◆ Pedido escrito 1 ◆
Apresente em uma tabela Markdown, com as colunas Nº e Linha, tudo o que vai do início das entradas até a linha que contém "dot-leader bbox=[193, 434, 905, 488]", incluindo as duas pontas e deixando de fora as linhas em branco.

O declínio da tolerância
Uma República não se faz com um órgão de Estado fazendo a “curadoria” da sociedade, signifique isso o que significar
Nunca tinha ouvido falar da Bárbara. Sou meio alienado dessas coisas e há muito ando cansado do bate-boca político. Fui pesquisar. Bárbara era uma dona de casa que se tornou youtuber. Lançou o canal Te Atualizei e virou sucesso. Mistura bom humor e crítica política, apoia Bolsonaro, difunde as teses tradicionais da “nova direita”, bastante conhecidas aqui pelos trópicos nos últimos anos.
Agora seu canal foi “desmonetizado”, por uma decisão do ministro Luis Felipe Salomão, do TSE. Junto com ela, um amplo conjunto de canais digitais com perfil semelhante que basicamente se dedicaram, nos últimos tempos, a fazer campanha pelo voto impresso e criticar a urna eletrônica. De minha parte, nunca vi evidência de que nosso sistema de voto digital tivesse algum problema e penso que o país deveria andar para a frente, discutindo como melhorar o sistema, na linha do que vem fazendo o TSE, e não voltar no tempo.
Mas o ponto não é esse. Uma República não se faz a partir da definição, pelo Estado, do que pode ou não pode ser dito. Não se faz pela “tutela jurídica da opinião”, na boa definição que li dias atrás. Uma República não se faz com um órgão de Estado fazendo a “curadoria” da sociedade, signifique isso o que significar.
A decisão do TSE resolveu punir os sites dizendo que eles não fazem “críticas legítimas” nem “propõem soluções para aperfeiçoar o sistema”. Diz que os ataques são “infundados”, sem “provas concretas” nem “argumentos factíveis”, como seria “próprio da democracia e da liberdade de opinião”. E que tudo já foi “exaustivamente refutado”, pelo TSE e pela Polícia Federal. Por fim, diz que essas pessoas estão ganhando dinheiro com tudo isso, com a agravante de estarem agindo em conjunto, visto que “não apenas se conhecem, como também se apoiam mutuamente, pois não raras vezes mencionam-se ou replicam conteúdos”.
Confesso que quando li essas coisas me deu um certo cansaço. O ministro tem razão em dizer que boa parte daquelas críticas não tem pé nem cabeça, mas essa está longe de ser a questão relevante aqui. Não cabe à Justiça Eleitoral ou qualquer autoridade dizer que tipo de crítica tem ou não “legitimidade”. Cidadãos têm legitimidade para criticar, em uma democracia, independentemente da opinião dessa ou daquela autoridade. Igualmente não está escrito na Constituição que uma crítica deva vir seguida de “soluções” para esse ou aquele problema. Neste caso havia uma PEC em análise no Congresso, e era a seu favor que os tais sites faziam seu proselitismo. Por fim, não consta que exista em qualquer democracia algo como crime de “apoio recíproco e replicação de conteúdo”.
A liberdade de expressão está minguando, no Brasil, há algum tempo. Minguando porque não temos consenso sobre esse tema e porque nos falta uma tradição robusta de direitos civis. No inquérito das fake news, tivemos a volta da censura prévia. O próprio Congresso criou um novo tipo de crime, a “comunicação enganosa em massa”, para quem disseminar “fatos que sabe inverídicos”. Tudo isso vem acontecendo, mas nada se compara a essa recente decisão do TSE. Talvez seja a hora de parar e pensar um pouco a respeito.

Dados de localização de elementos
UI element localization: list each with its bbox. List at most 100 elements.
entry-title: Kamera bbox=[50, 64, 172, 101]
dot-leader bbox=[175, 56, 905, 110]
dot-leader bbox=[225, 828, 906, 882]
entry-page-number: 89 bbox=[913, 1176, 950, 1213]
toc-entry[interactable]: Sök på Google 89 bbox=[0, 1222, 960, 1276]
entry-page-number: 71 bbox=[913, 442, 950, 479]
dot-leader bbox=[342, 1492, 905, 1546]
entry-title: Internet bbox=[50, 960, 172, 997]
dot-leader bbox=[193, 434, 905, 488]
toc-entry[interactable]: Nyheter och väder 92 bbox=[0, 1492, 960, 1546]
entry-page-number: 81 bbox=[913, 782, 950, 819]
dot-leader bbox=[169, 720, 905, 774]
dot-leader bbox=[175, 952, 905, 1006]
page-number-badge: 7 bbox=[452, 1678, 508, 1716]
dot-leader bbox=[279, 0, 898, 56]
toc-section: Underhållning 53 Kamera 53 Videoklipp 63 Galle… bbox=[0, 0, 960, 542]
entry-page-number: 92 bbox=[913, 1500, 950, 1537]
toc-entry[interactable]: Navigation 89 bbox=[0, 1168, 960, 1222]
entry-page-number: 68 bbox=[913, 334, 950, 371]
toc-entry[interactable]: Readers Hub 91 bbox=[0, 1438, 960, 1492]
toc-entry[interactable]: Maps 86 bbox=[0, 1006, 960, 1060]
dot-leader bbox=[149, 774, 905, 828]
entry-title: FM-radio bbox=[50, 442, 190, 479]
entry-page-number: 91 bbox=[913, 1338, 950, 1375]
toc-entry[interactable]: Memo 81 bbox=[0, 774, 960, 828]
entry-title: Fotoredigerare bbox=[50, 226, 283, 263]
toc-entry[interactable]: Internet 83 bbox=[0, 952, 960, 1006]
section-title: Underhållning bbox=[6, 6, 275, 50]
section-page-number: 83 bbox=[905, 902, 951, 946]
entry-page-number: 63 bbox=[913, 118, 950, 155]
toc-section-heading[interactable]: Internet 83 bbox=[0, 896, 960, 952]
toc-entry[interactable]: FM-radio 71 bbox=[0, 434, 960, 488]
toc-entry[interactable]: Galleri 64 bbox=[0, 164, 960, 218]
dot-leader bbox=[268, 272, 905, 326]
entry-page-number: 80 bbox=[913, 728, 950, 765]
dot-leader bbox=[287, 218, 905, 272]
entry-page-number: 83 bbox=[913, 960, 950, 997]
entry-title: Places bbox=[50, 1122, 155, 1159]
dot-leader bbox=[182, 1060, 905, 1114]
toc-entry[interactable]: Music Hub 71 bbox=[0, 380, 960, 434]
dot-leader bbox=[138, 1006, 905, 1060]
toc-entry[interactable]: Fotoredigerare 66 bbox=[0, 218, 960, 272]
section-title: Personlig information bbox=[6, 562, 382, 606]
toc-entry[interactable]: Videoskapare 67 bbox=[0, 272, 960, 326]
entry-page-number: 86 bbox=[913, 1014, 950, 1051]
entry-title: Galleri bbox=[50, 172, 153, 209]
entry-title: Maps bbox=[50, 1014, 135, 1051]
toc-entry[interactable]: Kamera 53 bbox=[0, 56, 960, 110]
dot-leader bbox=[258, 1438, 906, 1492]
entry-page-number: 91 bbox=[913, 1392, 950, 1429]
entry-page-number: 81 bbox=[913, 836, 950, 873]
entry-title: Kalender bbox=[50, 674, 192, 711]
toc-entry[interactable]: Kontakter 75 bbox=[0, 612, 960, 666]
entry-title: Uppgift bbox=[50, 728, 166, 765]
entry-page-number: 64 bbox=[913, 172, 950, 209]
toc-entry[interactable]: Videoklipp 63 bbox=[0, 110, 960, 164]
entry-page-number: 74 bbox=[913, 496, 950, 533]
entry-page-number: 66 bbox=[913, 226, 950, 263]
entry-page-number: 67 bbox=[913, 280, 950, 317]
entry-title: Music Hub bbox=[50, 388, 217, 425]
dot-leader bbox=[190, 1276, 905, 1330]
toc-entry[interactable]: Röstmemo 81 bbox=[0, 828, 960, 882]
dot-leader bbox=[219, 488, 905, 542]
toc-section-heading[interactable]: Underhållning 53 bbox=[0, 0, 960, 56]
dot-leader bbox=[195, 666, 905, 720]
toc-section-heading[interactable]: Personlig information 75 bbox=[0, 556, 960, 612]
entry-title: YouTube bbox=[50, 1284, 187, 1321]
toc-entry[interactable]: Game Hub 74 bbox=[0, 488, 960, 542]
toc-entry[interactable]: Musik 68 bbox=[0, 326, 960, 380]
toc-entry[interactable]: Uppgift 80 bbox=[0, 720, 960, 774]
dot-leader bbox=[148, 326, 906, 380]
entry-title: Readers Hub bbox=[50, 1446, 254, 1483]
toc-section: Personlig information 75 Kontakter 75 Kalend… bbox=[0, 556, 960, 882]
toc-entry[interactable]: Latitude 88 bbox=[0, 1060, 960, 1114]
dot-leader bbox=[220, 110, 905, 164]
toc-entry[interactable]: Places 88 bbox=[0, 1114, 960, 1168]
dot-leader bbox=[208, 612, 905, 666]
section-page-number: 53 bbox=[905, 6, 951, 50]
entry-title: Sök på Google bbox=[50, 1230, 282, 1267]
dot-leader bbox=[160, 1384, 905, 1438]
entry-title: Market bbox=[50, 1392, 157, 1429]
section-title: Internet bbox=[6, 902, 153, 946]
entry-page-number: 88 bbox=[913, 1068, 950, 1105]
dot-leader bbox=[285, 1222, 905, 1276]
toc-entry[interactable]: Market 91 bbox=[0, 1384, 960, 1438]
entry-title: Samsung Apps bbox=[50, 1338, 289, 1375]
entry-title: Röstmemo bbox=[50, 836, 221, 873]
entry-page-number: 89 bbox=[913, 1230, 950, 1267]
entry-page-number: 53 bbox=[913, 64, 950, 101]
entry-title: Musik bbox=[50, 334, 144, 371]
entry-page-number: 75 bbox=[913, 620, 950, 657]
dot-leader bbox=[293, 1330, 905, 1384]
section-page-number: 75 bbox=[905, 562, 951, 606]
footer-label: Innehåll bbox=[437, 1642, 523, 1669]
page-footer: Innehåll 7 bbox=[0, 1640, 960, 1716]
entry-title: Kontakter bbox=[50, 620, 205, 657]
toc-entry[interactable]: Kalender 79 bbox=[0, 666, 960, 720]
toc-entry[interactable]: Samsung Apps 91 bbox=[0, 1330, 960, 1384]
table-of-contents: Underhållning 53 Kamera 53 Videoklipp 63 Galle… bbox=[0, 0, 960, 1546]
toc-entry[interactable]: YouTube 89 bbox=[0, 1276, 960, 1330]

◆ Pedido escrito 2 ◆
Cite sem alterações o trecho do texto sobre a decisão do TSE que vai de "A liberdade de expressão" até "pouco a respeito.".

◆ Resultado 1 ◆
| Nº | Linha |
|---|---|
| 1 | UI element localization: list each with its bbox. List at most 100 elements. |
| 2 | entry-title: Kamera bbox=[50, 64, 172, 101] |
| 3 | dot-leader bbox=[175, 56, 905, 110] |
| 4 | dot-leader bbox=[225, 828, 906, 882] |
| 5 | entry-page-number: 89 bbox=[913, 1176, 950, 1213] |
| 6 | toc-entry[interactable]: Sök på Google 89 bbox=[0, 1222, 960, 1276] |
| 7 | entry-page-number: 71 bbox=[913, 442, 950, 479] |
| 8 | dot-leader bbox=[342, 1492, 905, 1546] |
| 9 | entry-title: Internet bbox=[50, 960, 172, 997] |
| 10 | dot-leader bbox=[193, 434, 905, 488] |

◆ Resultado 2 ◆
A liberdade de expressão está minguando, no Brasil, há algum tempo. Minguando porque não temos consenso sobre esse tema e porque nos falta uma tradição robusta de direitos civis. No inquérito das fake news, tivemos a volta da censura prévia. O próprio Congresso criou um novo tipo de crime, a “comunicação enganosa em massa”, para quem disseminar “fatos que sabe inverídicos”. Tudo isso vem acontecendo, mas nada se compara a essa recente decisão do TSE. Talvez seja a hora de parar e pensar um pouco a respeito.